[start Provided records]

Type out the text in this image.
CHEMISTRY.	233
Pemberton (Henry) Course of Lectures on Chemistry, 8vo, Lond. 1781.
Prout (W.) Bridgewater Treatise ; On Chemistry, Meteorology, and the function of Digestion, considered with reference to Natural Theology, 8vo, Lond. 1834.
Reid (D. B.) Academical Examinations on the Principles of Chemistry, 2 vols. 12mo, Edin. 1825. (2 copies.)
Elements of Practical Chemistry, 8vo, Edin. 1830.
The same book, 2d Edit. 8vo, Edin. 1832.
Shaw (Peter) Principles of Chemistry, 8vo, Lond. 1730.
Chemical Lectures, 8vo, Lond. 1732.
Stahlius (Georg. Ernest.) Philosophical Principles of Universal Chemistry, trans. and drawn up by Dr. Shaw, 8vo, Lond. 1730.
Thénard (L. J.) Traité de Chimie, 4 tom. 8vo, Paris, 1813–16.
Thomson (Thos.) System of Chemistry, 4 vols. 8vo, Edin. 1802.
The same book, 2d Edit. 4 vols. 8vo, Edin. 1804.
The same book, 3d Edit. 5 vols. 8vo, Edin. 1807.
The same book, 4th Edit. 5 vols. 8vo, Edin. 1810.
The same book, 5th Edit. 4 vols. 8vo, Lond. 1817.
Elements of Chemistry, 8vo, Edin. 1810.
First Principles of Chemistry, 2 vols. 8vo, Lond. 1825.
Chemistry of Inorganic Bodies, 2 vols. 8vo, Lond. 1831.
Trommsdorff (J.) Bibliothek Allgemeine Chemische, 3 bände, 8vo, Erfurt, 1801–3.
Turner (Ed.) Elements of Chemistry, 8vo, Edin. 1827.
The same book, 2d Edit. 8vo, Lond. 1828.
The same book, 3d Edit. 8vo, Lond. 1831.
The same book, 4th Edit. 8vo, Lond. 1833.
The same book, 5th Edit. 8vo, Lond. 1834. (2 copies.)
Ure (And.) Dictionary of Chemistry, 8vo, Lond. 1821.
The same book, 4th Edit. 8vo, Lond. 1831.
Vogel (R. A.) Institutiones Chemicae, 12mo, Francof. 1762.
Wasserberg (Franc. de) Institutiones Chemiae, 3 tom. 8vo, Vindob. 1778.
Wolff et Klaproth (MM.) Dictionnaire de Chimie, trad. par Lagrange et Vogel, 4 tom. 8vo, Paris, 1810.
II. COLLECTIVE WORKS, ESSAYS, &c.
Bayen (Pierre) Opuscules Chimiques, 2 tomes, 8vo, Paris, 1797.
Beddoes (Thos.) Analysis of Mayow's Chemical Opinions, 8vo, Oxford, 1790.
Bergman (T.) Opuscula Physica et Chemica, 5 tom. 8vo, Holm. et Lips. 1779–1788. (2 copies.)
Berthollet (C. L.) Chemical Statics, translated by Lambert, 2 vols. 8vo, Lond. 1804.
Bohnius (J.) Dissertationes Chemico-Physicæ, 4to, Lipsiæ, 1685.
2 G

[end Provided records]

## Instructions for the task
Restate the whole listing exactly.

## Task response
Type out the text in this image.
CHEMISTRY.	233
Pemberton (Henry) Course of Lectures on Chemistry, 8vo, Lond. 1781.
Prout (W.) Bridgewater Treatise ; On Chemistry, Meteorology, and the function of Digestion, considered with reference to Natural Theology, 8vo, Lond. 1834.
Reid (D. B.) Academical Examinations on the Principles of Chemistry, 2 vols. 12mo, Edin. 1825. (2 copies.)
Elements of Practical Chemistry, 8vo, Edin. 1830.
The same book, 2d Edit. 8vo, Edin. 1832.
Shaw (Peter) Principles of Chemistry, 8vo, Lond. 1730.
Chemical Lectures, 8vo, Lond. 1732.
Stahlius (Georg. Ernest.) Philosophical Principles of Universal Chemistry, trans. and drawn up by Dr. Shaw, 8vo, Lond. 1730.
Thénard (L. J.) Traité de Chimie, 4 tom. 8vo, Paris, 1813–16.
Thomson (Thos.) System of Chemistry, 4 vols. 8vo, Edin. 1802.
The same book, 2d Edit. 4 vols. 8vo, Edin. 1804.
The same book, 3d Edit. 5 vols. 8vo, Edin. 1807.
The same book, 4th Edit. 5 vols. 8vo, Edin. 1810.
The same book, 5th Edit. 4 vols. 8vo, Lond. 1817.
Elements of Chemistry, 8vo, Edin. 1810.
First Principles of Chemistry, 2 vols. 8vo, Lond. 1825.
Chemistry of Inorganic Bodies, 2 vols. 8vo, Lond. 1831.
Trommsdorff (J.) Bibliothek Allgemeine Chemische, 3 bände, 8vo, Erfurt, 1801–3.
Turner (Ed.) Elements of Chemistry, 8vo, Edin. 1827.
The same book, 2d Edit. 8vo, Lond. 1828.
The same book, 3d Edit. 8vo, Lond. 1831.
The same book, 4th Edit. 8vo, Lond. 1833.
The same book, 5th Edit. 8vo, Lond. 1834. (2 copies.)
Ure (And.) Dictionary of Chemistry, 8vo, Lond. 1821.
The same book, 4th Edit. 8vo, Lond. 1831.
Vogel (R. A.) Institutiones Chemicae, 12mo, Francof. 1762.
Wasserberg (Franc. de) Institutiones Chemiae, 3 tom. 8vo, Vindob. 1778.
Wolff et Klaproth (MM.) Dictionnaire de Chimie, trad. par Lagrange et Vogel, 4 tom. 8vo, Paris, 1810.
II. COLLECTIVE WORKS, ESSAYS, &c.
Bayen (Pierre) Opuscules Chimiques, 2 tomes, 8vo, Paris, 1797.
Beddoes (Thos.) Analysis of Mayow's Chemical Opinions, 8vo, Oxford, 1790.
Bergman (T.) Opuscula Physica et Chemica, 5 tom. 8vo, Holm. et Lips. 1779–1788. (2 copies.)
Berthollet (C. L.) Chemical Statics, translated by Lambert, 2 vols. 8vo, Lond. 1804.
Bohnius (J.) Dissertationes Chemico-Physicæ, 4to, Lipsiæ, 1685.
2 G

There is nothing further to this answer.